■ The problem ■
Your task is to copy each line that has the word "values".

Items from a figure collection

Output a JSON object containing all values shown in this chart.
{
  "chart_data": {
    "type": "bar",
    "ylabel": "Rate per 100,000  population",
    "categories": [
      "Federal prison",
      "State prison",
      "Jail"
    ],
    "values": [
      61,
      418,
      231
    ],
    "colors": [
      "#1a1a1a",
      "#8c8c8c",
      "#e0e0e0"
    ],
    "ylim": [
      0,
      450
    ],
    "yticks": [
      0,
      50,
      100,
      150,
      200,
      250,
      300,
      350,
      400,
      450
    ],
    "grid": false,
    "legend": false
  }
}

■ Task answer ■
Output a JSON object containing all values shown in this chart.
    "values": [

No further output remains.